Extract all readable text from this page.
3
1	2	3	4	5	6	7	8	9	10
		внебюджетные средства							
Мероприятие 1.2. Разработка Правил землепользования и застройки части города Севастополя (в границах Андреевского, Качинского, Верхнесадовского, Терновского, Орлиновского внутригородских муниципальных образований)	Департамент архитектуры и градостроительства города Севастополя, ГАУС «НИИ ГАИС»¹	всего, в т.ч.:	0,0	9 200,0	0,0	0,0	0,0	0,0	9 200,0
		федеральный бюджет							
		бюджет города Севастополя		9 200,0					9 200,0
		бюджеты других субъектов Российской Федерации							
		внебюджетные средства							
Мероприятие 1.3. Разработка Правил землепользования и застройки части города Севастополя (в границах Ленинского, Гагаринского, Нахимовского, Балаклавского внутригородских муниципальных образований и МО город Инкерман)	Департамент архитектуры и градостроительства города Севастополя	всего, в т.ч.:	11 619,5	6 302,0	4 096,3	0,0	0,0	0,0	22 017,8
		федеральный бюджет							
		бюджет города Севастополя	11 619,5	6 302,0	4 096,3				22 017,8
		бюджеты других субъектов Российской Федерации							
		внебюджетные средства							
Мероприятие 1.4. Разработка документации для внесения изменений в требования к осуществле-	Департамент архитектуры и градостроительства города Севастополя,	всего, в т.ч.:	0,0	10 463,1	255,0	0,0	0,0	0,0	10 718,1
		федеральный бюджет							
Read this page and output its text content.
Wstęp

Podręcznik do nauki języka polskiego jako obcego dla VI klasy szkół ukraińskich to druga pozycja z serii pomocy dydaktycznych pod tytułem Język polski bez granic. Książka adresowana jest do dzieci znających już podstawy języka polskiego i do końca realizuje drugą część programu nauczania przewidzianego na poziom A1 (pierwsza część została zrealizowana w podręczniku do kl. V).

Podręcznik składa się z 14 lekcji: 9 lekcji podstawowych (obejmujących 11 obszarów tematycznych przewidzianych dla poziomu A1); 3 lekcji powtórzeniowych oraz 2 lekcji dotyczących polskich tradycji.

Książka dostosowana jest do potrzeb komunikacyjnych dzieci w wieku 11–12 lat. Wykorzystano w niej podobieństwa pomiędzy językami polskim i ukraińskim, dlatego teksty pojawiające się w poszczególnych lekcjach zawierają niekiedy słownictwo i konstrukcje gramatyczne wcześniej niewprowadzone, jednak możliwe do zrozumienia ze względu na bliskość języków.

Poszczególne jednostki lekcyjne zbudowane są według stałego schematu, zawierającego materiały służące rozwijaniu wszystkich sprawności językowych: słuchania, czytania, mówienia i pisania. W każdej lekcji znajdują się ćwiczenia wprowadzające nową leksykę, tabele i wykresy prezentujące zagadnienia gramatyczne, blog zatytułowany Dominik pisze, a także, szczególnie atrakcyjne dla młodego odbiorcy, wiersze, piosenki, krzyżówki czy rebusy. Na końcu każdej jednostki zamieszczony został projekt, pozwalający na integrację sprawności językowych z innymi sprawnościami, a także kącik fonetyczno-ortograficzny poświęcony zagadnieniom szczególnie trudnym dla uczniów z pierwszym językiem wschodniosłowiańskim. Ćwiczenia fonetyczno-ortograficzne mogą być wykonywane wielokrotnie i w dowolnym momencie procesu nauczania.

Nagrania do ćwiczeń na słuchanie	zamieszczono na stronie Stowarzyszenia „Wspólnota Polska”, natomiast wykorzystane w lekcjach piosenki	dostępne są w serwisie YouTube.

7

WHAT THE TASK REQUIRES:
Reproduce the listing shown above in its entirety, exactly.

SOLUTION FOR THIS PROBLEM:
Extract all readable text from this page.
3
1	2	3	4	5	6	7	8	9	10
		внебюджетные средства							
Мероприятие 1.2. Разработка Правил землепользования и застройки части города Севастополя (в границах Андреевского, Качинского, Верхнесадовского, Терновского, Орлиновского внутригородских муниципальных образований)	Департамент архитектуры и градостроительства города Севастополя, ГАУС «НИИ ГАИС»¹	всего, в т.ч.:	0,0	9 200,0	0,0	0,0	0,0	0,0	9 200,0
		федеральный бюджет							
		бюджет города Севастополя		9 200,0					9 200,0
		бюджеты других субъектов Российской Федерации							
		внебюджетные средства							
Мероприятие 1.3. Разработка Правил землепользования и застройки части города Севастополя (в границах Ленинского, Гагаринского, Нахимовского, Балаклавского внутригородских муниципальных образований и МО город Инкерман)	Департамент архитектуры и градостроительства города Севастополя	всего, в т.ч.:	11 619,5	6 302,0	4 096,3	0,0	0,0	0,0	22 017,8
		федеральный бюджет							
		бюджет города Севастополя	11 619,5	6 302,0	4 096,3				22 017,8
		бюджеты других субъектов Российской Федерации							
		внебюджетные средства							
Мероприятие 1.4. Разработка документации для внесения изменений в требования к осуществле-	Департамент архитектуры и градостроительства города Севастополя,	всего, в т.ч.:	0,0	10 463,1	255,0	0,0	0,0	0,0	10 718,1
		федеральный бюджет							
Read this page and output its text content.
Wstęp

Podręcznik do nauki języka polskiego jako obcego dla VI klasy szkół ukraińskich to druga pozycja z serii pomocy dydaktycznych pod tytułem Język polski bez granic. Książka adresowana jest do dzieci znających już podstawy języka polskiego i do końca realizuje drugą część programu nauczania przewidzianego na poziom A1 (pierwsza część została zrealizowana w podręczniku do kl. V).

Podręcznik składa się z 14 lekcji: 9 lekcji podstawowych (obejmujących 11 obszarów tematycznych przewidzianych dla poziomu A1); 3 lekcji powtórzeniowych oraz 2 lekcji dotyczących polskich tradycji.

Książka dostosowana jest do potrzeb komunikacyjnych dzieci w wieku 11–12 lat. Wykorzystano w niej podobieństwa pomiędzy językami polskim i ukraińskim, dlatego teksty pojawiające się w poszczególnych lekcjach zawierają niekiedy słownictwo i konstrukcje gramatyczne wcześniej niewprowadzone, jednak możliwe do zrozumienia ze względu na bliskość języków.

Poszczególne jednostki lekcyjne zbudowane są według stałego schematu, zawierającego materiały służące rozwijaniu wszystkich sprawności językowych: słuchania, czytania, mówienia i pisania. W każdej lekcji znajdują się ćwiczenia wprowadzające nową leksykę, tabele i wykresy prezentujące zagadnienia gramatyczne, blog zatytułowany Dominik pisze, a także, szczególnie atrakcyjne dla młodego odbiorcy, wiersze, piosenki, krzyżówki czy rebusy. Na końcu każdej jednostki zamieszczony został projekt, pozwalający na integrację sprawności językowych z innymi sprawnościami, a także kącik fonetyczno-ortograficzny poświęcony zagadnieniom szczególnie trudnym dla uczniów z pierwszym językiem wschodniosłowiańskim. Ćwiczenia fonetyczno-ortograficzne mogą być wykonywane wielokrotnie i w dowolnym momencie procesu nauczania.

Nagrania do ćwiczeń na słuchanie	zamieszczono na stronie Stowarzyszenia „Wspólnota Polska”, natomiast wykorzystane w lekcjach piosenki	dostępne są w serwisie YouTube.

7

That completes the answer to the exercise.